Lacking the muscle and aggro of RTX, the Howling Hex is an altogether more sinewy customer, the spindly limbs of a crafty veteran of disorder flying off at all angles, with wisdom belying drunken mastery. One thing is for sure – 2008 is a great year to be a Royal Trux fan.

Bohren und der Club of Gore – Dolores


(2008, P.I.A.S.)

Today was the first time I noticed the browned, fallen leaves on the floor. They have probably been around for a while, but it was only today, as the increasingly encroaching dusk kissed a sweet goodbye to a day defined almost solely by its maudlin glaze of drizzle, that I became aware of them. At around the same time, Dolores – new album from German veterans Bohren und der Club of Gore – osculated my ears equally softly.

Once a heavy metal group, Bohren are such no longer. That recent FACT description confused this writer initially, wondering if the inordinately mellow early tracks already heard were mere preparation/false security for some form of metal meltdown a la Hyatari or John Zorn’s I.A.O. They weren’t. In fact, like a far sweeter version of Lustmord’s recently brooding [OTHER] set, the relative stillness of the music herein is likely to unsettle listeners waiting for dramatic events to unfold.

Making a fantastic soundtrack for moody walks, during which the listener may fancy himself in a TV film from the 1970s in which they sell his laugh to a humourless millionaire, plangent electric piano notes chime sonorously, solemnly, while sustained organ tones lull the unwary meanderer into near somnambulism. In fact, those listening to the album lying on a field (unlikely in this dank autumn) are likely to drowse, due to the way the albums reverie evokes such delights as Manual’s ethereally still ‘Wake’.

At an hour in length, the uniform tone of the album could frustrate, as one song ends and the next begins in similar style and tempo. Dolores is mellow music with a minimalist percussive bite that adds spice. While some grand narrative-style progression would have elevated it to the next level, this is nevertheless a lovely mood piece for those who might find themselves longing for L’Altra or Low circa 2000.

**********

Could you copy the album review from "Once a heavy" up to and including "events to unfold.", swapping each "metal" for "punk"?

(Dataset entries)
**********

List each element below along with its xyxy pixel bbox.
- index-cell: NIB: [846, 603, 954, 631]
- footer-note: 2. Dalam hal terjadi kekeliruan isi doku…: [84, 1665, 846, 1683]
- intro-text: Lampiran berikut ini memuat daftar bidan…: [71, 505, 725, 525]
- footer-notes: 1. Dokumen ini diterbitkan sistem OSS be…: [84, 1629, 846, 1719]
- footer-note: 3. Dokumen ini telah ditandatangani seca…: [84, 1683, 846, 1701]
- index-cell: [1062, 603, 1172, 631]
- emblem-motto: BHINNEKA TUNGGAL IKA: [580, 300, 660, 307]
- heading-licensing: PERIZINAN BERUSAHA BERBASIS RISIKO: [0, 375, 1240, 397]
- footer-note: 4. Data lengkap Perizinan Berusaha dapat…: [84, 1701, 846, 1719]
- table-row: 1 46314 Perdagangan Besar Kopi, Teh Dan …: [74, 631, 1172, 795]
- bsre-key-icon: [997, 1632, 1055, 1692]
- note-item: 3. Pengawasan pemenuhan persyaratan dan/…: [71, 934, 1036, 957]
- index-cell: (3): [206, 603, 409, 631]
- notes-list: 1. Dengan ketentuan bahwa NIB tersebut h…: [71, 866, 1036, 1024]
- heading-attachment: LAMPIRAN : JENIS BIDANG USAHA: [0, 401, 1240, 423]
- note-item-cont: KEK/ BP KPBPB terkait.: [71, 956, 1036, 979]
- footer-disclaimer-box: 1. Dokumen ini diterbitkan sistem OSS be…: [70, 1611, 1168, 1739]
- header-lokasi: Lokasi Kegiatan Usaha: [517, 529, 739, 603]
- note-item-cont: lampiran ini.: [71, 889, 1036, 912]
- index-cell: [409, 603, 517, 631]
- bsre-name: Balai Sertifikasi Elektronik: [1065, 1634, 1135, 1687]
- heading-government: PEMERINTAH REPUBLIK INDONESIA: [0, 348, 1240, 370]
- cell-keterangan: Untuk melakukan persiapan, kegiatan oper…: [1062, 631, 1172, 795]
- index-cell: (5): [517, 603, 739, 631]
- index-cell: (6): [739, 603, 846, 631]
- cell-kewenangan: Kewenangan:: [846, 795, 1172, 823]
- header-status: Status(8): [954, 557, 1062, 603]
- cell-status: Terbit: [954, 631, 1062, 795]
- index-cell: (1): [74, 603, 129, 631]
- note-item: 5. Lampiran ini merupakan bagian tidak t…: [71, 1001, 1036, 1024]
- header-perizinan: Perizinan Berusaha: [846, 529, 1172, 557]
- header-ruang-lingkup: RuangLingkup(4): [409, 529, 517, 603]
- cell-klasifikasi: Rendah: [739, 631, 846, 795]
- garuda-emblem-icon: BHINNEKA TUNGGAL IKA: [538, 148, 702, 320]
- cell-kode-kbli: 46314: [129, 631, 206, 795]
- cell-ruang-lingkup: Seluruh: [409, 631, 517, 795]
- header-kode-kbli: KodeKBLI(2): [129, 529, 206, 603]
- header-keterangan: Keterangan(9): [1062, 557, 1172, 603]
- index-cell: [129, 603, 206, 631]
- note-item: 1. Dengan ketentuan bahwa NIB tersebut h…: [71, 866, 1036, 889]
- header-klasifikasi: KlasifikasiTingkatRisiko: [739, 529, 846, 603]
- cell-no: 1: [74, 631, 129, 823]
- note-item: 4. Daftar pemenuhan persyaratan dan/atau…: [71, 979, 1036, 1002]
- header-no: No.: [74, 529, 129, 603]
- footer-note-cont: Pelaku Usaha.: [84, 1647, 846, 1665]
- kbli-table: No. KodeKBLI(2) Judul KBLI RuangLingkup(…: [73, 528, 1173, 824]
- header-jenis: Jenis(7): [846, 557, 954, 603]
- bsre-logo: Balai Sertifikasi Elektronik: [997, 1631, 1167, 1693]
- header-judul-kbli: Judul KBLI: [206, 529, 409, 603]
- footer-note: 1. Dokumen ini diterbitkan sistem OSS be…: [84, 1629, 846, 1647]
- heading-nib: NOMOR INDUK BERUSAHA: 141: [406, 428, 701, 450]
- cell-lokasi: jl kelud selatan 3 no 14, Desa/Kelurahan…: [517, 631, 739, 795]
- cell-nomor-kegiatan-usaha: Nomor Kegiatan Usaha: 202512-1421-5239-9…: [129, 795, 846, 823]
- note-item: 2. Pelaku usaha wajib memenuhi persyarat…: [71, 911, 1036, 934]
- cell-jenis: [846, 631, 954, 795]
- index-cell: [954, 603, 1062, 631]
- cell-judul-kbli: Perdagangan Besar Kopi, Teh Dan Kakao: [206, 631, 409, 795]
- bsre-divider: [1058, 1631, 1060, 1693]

**********

■ REPLY TO THE TASK ■
Once a heavy punk group, Bohren are such no longer. That recent FACT description confused this writer initially, wondering if the inordinately mellow early tracks already heard were mere preparation/false security for some form of punk meltdown a la Hyatari or John Zorn’s I.A.O. They weren’t. In fact, like a far sweeter version of Lustmord’s recently brooding [OTHER] set, the relative stillness of the music herein is likely to unsettle listeners waiting for dramatic events to unfold.